■ Record extracts
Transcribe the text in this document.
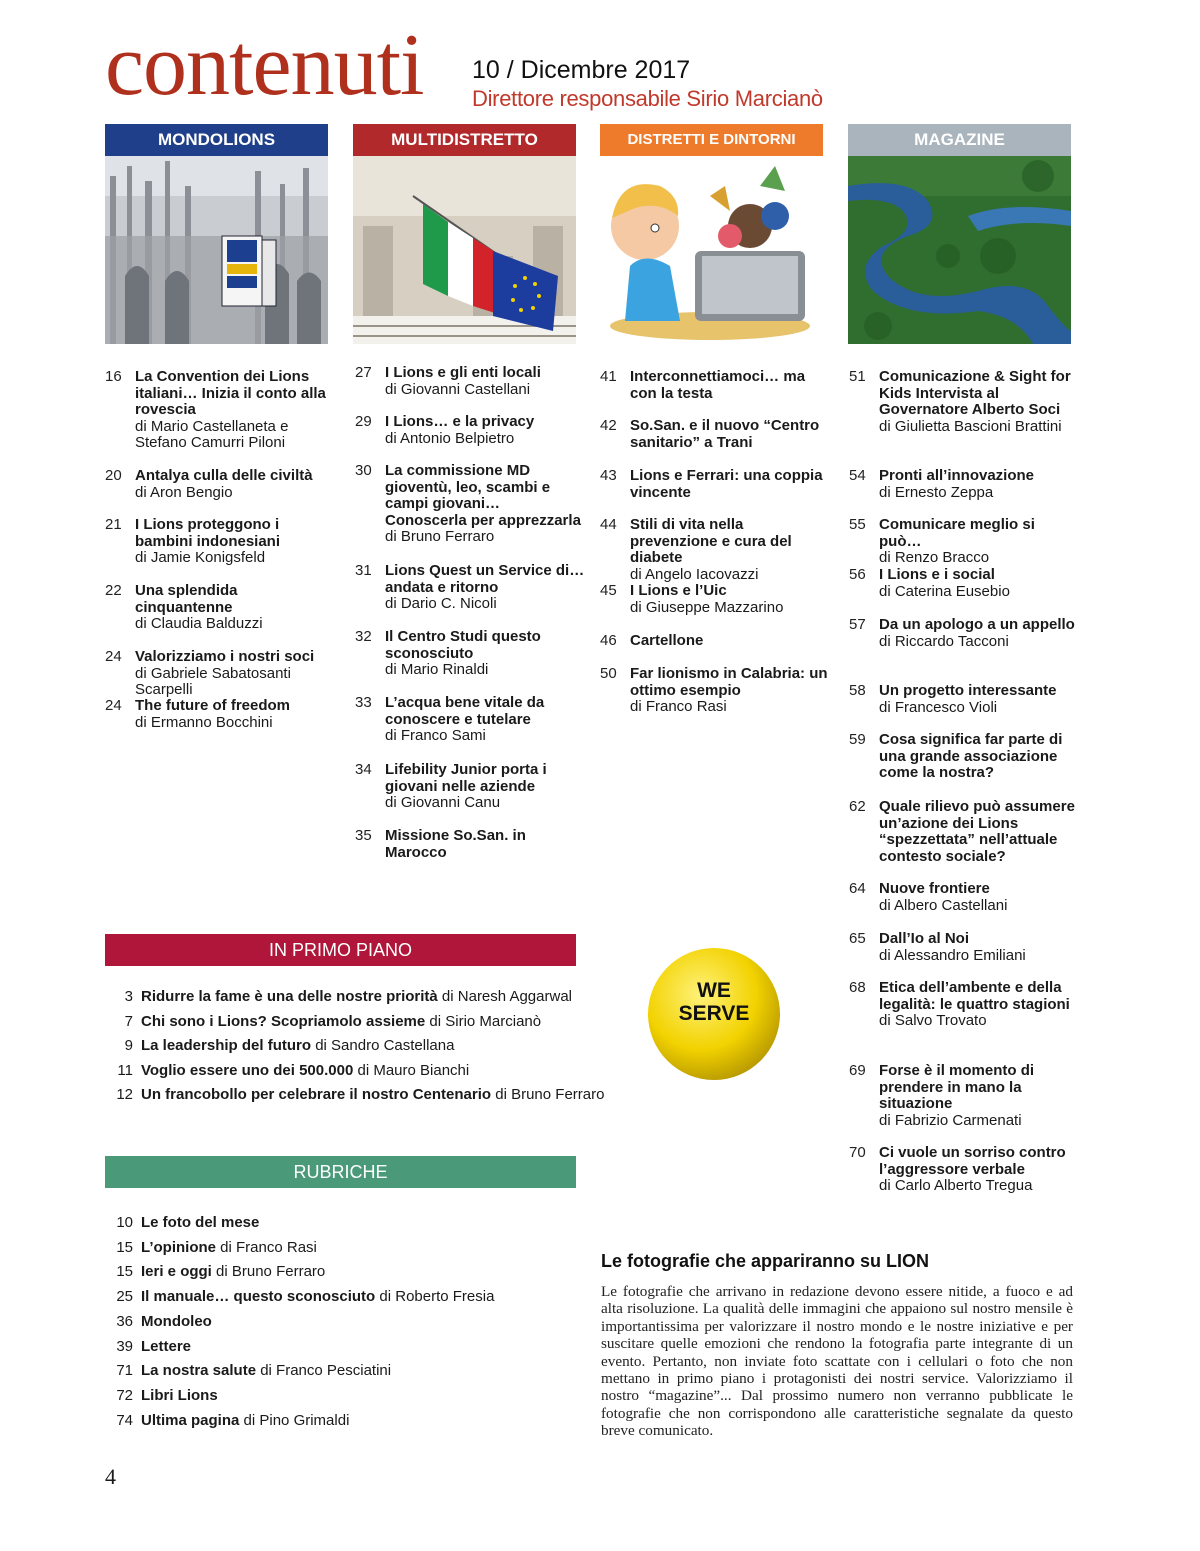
contenuti 10 / Dicembre 2017
Direttore responsabile Sirio Marcianò
MONDOLIONS	MULTIDISTRETTO	DISTRETTI E DINTORNI	MAGAZINE
16 La Convention dei Lions italiani… Inizia il conto alla rovescia
di Mario Castellaneta e Stefano Camurri Piloni
20 Antalya culla delle civiltà
di Aron Bengio
21 I Lions proteggono i bambini indonesiani
di Jamie Konigsfeld
22 Una splendida cinquantenne
di Claudia Balduzzi
24 Valorizziamo i nostri soci
di Gabriele Sabatosanti Scarpelli
24 The future of freedom
di Ermanno Bocchini
27 I Lions e gli enti locali
di Giovanni Castellani
29 I Lions… e la privacy
di Antonio Belpietro
30 La commissione MD gioventù, leo, scambi e campi giovani… Conoscerla per apprezzarla
di Bruno Ferraro
31 Lions Quest un Service di… andata e ritorno
di Dario C. Nicoli
32 Il Centro Studi questo sconosciuto
di Mario Rinaldi
33 L’acqua bene vitale da conoscere e tutelare
di Franco Sami
34 Lifebility Junior porta i giovani nelle aziende
di Giovanni Canu
35 Missione So.San. in Marocco
41 Interconnettiamoci… ma con la testa
42 So.San. e il nuovo “Centro sanitario” a Trani
43 Lions e Ferrari: una coppia vincente
44 Stili di vita nella prevenzione e cura del diabete
di Angelo Iacovazzi
45 I Lions e l’Uic
di Giuseppe Mazzarino
46 Cartellone
50 Far lionismo in Calabria: un ottimo esempio
di Franco Rasi
51 Comunicazione & Sight for Kids Intervista al Governatore Alberto Soci
di Giulietta Bascioni Brattini
54 Pronti all’innovazione
di Ernesto Zeppa
55 Comunicare meglio si può…
di Renzo Bracco
56 I Lions e i social
di Caterina Eusebio
57 Da un apologo a un appello
di Riccardo Tacconi
58 Un progetto interessante
di Francesco Violi
59 Cosa significa far parte di una grande associazione come la nostra?
62 Quale rilievo può assumere un’azione dei Lions “spezzettata” nell’attuale contesto sociale?
64 Nuove frontiere
di Albero Castellani
65 Dall’Io al Noi
di Alessandro Emiliani
68 Etica dell’ambente e della legalità: le quattro stagioni
di Salvo Trovato
69 Forse è il momento di prendere in mano la situazione
di Fabrizio Carmenati
70 Ci vuole un sorriso contro l’aggressore verbale
di Carlo Alberto Tregua
IN PRIMO PIANO
3 Ridurre la fame è una delle nostre priorità di Naresh Aggarwal
7 Chi sono i Lions? Scopriamolo assieme di Sirio Marcianò
9 La leadership del futuro di Sandro Castellana
11 Voglio essere uno dei 500.000 di Mauro Bianchi
12 Un francobollo per celebrare il nostro Centenario di Bruno Ferraro
RUBRICHE
10 Le foto del mese
15 L’opinione di Franco Rasi
15 Ieri e oggi di Bruno Ferraro
25 Il manuale… questo sconosciuto di Roberto Fresia
36 Mondoleo
39 Lettere
71 La nostra salute di Franco Pesciatini
72 Libri Lions
74 Ultima pagina di Pino Grimaldi
WE
SERVE
Le fotografie che appariranno su LION
Le fotografie che arrivano in redazione devono essere nitide, a fuoco e ad alta risoluzione. La qualità delle immagini che appaiono sul nostro mensile è importantissima per valorizzare il nostro mondo e le nostre iniziative e per suscitare quelle emozioni che rendono la fotografia parte integrante di un evento. Pertanto, non inviate foto scattate con i cellulari o foto che non mettano in primo piano i protagonisti dei nostri service. Valorizziamo il nostro “magazine”... Dal prossimo numero non verranno pubblicate le fotografie che non corrispondono alle caratteristiche segnalate da questo breve comunicato.
4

■ What to work on
Pick out all the lines with the word "nostro" in them and copy them.

■ Answer to the task
12 Un francobollo per celebrare il nostro Centenario di Bruno Ferraro
Le fotografie che arrivano in redazione devono essere nitide, a fuoco e ad alta risoluzione. La qualità delle immagini che appaiono sul nostro mensile è importantissima per valorizzare il nostro mondo e le nostre iniziative e per suscitare quelle emozioni che rendono la fotografia parte integrante di un evento. Pertanto, non inviate foto scattate con i cellulari o foto che non mettano in primo piano i protagonisti dei nostri service. Valorizziamo il nostro “magazine”... Dal prossimo numero non verranno pubblicate le fotografie che non corrispondono alle caratteristiche segnalate da questo breve comunicato.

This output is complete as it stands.